• GIVEN PROBLEM:
Copy out the lines that have "content" in them.

━━━ SUPPLIED DATA

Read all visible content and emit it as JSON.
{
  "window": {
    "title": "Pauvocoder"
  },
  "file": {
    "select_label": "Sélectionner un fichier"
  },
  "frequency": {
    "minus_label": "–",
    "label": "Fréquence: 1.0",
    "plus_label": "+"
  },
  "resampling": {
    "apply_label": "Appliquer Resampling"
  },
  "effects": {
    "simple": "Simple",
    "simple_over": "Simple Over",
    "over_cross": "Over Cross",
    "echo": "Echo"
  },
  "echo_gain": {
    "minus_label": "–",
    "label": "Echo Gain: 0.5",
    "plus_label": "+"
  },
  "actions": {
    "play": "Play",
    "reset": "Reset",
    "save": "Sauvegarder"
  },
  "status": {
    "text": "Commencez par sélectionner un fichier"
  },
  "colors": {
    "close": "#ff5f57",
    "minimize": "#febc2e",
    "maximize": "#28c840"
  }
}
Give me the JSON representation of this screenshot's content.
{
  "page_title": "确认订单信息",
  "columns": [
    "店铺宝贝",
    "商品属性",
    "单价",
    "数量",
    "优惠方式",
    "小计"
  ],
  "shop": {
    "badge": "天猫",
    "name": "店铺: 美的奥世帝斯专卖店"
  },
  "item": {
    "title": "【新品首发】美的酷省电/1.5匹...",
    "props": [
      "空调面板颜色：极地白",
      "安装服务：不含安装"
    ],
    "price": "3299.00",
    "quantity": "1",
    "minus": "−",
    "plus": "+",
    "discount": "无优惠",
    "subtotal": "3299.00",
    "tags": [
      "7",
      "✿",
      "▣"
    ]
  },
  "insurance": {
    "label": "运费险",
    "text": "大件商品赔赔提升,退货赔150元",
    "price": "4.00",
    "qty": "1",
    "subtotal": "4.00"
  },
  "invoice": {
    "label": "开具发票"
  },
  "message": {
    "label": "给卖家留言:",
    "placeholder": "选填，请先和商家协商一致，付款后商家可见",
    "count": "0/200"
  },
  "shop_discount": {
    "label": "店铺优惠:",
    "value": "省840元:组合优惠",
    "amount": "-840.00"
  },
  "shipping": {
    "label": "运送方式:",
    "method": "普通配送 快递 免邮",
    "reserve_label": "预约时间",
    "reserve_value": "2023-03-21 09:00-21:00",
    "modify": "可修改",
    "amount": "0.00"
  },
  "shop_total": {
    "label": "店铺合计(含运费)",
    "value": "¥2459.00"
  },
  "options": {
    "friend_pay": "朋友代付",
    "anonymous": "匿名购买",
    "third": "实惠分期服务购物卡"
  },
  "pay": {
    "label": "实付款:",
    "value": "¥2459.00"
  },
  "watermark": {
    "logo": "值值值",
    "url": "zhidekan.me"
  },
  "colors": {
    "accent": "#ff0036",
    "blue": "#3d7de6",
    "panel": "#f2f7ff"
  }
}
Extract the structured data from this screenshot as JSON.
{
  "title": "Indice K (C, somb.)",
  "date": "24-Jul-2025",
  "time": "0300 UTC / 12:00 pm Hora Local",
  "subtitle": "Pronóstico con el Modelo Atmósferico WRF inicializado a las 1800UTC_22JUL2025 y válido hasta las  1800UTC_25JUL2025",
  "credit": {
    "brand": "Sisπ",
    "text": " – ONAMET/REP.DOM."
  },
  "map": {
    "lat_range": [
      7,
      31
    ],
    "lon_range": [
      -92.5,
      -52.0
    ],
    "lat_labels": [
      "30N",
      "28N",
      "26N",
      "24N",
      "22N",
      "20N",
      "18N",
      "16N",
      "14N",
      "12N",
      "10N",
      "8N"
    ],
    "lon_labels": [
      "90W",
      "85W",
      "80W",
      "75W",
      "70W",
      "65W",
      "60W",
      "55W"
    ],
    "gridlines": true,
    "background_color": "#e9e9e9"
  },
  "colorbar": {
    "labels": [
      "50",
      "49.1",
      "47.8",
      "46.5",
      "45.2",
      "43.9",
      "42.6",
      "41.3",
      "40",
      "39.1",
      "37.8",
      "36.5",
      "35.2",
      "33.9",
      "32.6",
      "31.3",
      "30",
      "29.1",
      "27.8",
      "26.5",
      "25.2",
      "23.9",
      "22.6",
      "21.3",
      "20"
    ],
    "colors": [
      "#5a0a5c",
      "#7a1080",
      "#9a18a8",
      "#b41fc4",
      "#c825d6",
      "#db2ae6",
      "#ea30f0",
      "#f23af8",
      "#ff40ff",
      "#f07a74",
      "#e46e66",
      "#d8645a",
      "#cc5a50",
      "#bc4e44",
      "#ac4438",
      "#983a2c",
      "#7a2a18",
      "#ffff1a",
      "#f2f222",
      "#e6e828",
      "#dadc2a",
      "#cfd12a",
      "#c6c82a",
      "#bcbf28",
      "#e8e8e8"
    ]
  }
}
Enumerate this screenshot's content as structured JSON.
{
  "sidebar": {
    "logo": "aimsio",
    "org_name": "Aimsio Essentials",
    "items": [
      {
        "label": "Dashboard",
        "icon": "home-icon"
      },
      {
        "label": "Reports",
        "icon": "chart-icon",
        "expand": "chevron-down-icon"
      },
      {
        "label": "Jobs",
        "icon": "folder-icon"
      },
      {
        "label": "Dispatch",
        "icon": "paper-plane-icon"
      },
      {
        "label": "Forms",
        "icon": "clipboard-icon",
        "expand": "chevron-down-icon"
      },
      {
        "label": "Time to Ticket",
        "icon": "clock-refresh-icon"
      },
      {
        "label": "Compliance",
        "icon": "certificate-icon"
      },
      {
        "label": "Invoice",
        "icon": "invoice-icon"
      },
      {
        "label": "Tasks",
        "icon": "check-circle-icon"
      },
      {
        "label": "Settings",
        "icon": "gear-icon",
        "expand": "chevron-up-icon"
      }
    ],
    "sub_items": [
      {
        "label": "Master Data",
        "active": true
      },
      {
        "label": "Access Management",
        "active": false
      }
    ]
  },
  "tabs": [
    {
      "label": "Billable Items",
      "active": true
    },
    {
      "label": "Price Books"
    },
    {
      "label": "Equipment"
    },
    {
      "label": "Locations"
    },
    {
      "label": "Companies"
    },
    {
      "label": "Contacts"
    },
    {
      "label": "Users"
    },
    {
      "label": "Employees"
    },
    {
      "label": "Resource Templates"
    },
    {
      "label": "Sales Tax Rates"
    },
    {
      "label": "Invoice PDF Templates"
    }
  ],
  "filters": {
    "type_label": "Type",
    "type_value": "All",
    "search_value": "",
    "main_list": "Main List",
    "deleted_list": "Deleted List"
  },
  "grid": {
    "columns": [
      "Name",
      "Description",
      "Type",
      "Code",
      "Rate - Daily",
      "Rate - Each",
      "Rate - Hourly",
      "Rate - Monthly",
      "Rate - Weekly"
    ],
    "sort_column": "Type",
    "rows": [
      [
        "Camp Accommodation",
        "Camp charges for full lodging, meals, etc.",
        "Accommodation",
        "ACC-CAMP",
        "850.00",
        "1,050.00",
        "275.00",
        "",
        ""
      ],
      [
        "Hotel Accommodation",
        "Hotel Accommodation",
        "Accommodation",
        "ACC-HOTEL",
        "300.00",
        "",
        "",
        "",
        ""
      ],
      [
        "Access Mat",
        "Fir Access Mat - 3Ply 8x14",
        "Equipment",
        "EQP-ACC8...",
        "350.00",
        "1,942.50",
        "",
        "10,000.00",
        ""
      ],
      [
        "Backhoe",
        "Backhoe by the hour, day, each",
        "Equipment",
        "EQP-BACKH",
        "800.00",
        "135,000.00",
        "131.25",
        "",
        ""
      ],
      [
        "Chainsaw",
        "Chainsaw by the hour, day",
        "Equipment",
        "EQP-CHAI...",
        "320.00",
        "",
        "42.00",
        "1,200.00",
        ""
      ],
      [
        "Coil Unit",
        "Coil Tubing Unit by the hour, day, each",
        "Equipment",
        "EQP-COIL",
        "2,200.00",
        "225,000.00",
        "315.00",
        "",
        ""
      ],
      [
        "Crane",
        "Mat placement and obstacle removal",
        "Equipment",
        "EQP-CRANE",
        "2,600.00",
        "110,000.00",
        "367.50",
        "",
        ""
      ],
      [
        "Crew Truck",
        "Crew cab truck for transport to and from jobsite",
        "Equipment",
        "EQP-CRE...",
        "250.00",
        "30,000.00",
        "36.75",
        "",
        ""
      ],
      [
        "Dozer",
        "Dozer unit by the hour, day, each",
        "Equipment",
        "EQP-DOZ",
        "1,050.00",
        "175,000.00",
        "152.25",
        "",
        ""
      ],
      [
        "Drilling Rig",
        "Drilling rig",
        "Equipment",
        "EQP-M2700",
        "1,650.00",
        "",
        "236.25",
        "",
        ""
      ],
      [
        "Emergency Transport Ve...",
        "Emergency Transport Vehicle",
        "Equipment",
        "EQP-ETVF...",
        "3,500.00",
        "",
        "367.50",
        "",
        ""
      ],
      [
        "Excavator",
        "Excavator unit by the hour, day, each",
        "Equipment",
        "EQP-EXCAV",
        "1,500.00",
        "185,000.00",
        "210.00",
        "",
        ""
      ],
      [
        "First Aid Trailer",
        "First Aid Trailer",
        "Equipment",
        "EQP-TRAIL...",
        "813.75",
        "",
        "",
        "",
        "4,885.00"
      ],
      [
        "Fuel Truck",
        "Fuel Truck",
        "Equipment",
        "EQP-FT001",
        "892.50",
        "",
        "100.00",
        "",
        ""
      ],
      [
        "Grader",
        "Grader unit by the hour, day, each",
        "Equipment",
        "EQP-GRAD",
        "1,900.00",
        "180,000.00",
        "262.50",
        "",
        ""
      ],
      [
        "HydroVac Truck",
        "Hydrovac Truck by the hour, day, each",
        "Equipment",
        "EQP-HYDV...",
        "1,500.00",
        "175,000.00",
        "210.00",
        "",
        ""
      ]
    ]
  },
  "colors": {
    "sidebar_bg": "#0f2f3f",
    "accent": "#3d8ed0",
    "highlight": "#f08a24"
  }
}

━━━━━━

• COMPLETE OUTPUT:
Read all visible content and emit it as JSON.
Give me the JSON representation of this screenshot's content.
Enumerate this screenshot's content as structured JSON.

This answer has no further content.